Retype the material below. Keep every word exactly as it is.

━━━ Information given ━━━

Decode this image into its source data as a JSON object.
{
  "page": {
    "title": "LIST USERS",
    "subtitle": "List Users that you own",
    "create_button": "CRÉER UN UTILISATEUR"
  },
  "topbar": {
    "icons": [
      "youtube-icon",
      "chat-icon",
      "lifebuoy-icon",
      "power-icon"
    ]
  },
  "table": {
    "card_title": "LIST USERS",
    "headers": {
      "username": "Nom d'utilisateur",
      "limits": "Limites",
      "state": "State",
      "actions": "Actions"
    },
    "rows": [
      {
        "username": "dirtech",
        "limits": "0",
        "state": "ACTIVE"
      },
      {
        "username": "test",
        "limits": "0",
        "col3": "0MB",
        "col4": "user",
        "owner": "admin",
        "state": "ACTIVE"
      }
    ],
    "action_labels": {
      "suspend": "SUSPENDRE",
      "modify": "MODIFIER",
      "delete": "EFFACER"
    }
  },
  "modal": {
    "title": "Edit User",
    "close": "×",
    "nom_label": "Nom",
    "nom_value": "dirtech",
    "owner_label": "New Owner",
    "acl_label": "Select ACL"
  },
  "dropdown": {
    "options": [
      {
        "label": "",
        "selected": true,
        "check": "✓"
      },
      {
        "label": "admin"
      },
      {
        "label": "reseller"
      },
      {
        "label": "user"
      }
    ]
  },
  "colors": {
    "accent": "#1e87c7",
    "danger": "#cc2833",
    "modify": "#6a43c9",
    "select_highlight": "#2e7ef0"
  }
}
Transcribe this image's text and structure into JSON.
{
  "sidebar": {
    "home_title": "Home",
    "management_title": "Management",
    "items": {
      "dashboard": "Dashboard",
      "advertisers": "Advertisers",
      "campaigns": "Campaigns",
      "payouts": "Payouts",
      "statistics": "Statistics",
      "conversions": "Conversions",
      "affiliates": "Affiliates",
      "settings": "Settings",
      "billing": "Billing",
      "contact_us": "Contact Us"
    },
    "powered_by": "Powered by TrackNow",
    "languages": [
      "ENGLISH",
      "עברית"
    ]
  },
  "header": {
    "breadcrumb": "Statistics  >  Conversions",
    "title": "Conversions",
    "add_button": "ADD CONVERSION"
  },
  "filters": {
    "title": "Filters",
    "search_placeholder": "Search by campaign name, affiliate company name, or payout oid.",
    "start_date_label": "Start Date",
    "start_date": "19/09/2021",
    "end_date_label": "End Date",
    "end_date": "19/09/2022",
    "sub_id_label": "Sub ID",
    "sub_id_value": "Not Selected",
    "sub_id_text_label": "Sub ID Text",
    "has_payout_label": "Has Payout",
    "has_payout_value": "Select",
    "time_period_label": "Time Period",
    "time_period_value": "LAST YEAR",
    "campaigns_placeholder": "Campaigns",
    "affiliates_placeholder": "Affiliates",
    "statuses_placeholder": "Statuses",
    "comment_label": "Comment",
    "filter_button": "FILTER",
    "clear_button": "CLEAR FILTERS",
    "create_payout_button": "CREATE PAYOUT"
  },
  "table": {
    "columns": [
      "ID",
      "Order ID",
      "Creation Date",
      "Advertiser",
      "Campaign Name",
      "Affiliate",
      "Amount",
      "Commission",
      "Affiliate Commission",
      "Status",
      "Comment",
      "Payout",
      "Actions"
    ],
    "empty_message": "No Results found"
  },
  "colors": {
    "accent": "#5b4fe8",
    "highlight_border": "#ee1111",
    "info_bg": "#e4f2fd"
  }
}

━━━

* **Answer for the task**
Decode this image into its source data as a JSON object.
{
  "page": {
    "title": "LIST USERS",
    "subtitle": "List Users that you own",
    "create_button": "CRÉER UN UTILISATEUR"
  },
  "topbar": {
    "icons": [
      "youtube-icon",
      "chat-icon",
      "lifebuoy-icon",
      "power-icon"
    ]
  },
  "table": {
    "card_title": "LIST USERS",
    "headers": {
      "username": "Nom d'utilisateur",
      "limits": "Limites",
      "state": "State",
      "actions": "Actions"
    },
    "rows": [
      {
        "username": "dirtech",
        "limits": "0",
        "state": "ACTIVE"
      },
      {
        "username": "test",
        "limits": "0",
        "col3": "0MB",
        "col4": "user",
        "owner": "admin",
        "state": "ACTIVE"
      }
    ],
    "action_labels": {
      "suspend": "SUSPENDRE",
      "modify": "MODIFIER",
      "delete": "EFFACER"
    }
  },
  "modal": {
    "title": "Edit User",
    "close": "×",
    "nom_label": "Nom",
    "nom_value": "dirtech",
    "owner_label": "New Owner",
    "acl_label": "Select ACL"
  },
  "dropdown": {
    "options": [
      {
        "label": "",
        "selected": true,
        "check": "✓"
      },
      {
        "label": "admin"
      },
      {
        "label": "reseller"
      },
      {
        "label": "user"
      }
    ]
  },
  "colors": {
    "accent": "#1e87c7",
    "danger": "#cc2833",
    "modify": "#6a43c9",
    "select_highlight": "#2e7ef0"
  }
}
Transcribe this image's text and structure into JSON.
{
  "sidebar": {
    "home_title": "Home",
    "management_title": "Management",
    "items": {
      "dashboard": "Dashboard",
      "advertisers": "Advertisers",
      "campaigns": "Campaigns",
      "payouts": "Payouts",
      "statistics": "Statistics",
      "conversions": "Conversions",
      "affiliates": "Affiliates",
      "settings": "Settings",
      "billing": "Billing",
      "contact_us": "Contact Us"
    },
    "powered_by": "Powered by TrackNow",
    "languages": [
      "ENGLISH",
      "עברית"
    ]
  },
  "header": {
    "breadcrumb": "Statistics  >  Conversions",
    "title": "Conversions",
    "add_button": "ADD CONVERSION"
  },
  "filters": {
    "title": "Filters",
    "search_placeholder": "Search by campaign name, affiliate company name, or payout oid.",
    "start_date_label": "Start Date",
    "start_date": "19/09/2021",
    "end_date_label": "End Date",
    "end_date": "19/09/2022",
    "sub_id_label": "Sub ID",
    "sub_id_value": "Not Selected",
    "sub_id_text_label": "Sub ID Text",
    "has_payout_label": "Has Payout",
    "has_payout_value": "Select",
    "time_period_label": "Time Period",
    "time_period_value": "LAST YEAR",
    "campaigns_placeholder": "Campaigns",
    "affiliates_placeholder": "Affiliates",
    "statuses_placeholder": "Statuses",
    "comment_label": "Comment",
    "filter_button": "FILTER",
    "clear_button": "CLEAR FILTERS",
    "create_payout_button": "CREATE PAYOUT"
  },
  "table": {
    "columns": [
      "ID",
      "Order ID",
      "Creation Date",
      "Advertiser",
      "Campaign Name",
      "Affiliate",
      "Amount",
      "Commission",
      "Affiliate Commission",
      "Status",
      "Comment",
      "Payout",
      "Actions"
    ],
    "empty_message": "No Results found"
  },
  "colors": {
    "accent": "#5b4fe8",
    "highlight_border": "#ee1111",
    "info_bg": "#e4f2fd"
  }
}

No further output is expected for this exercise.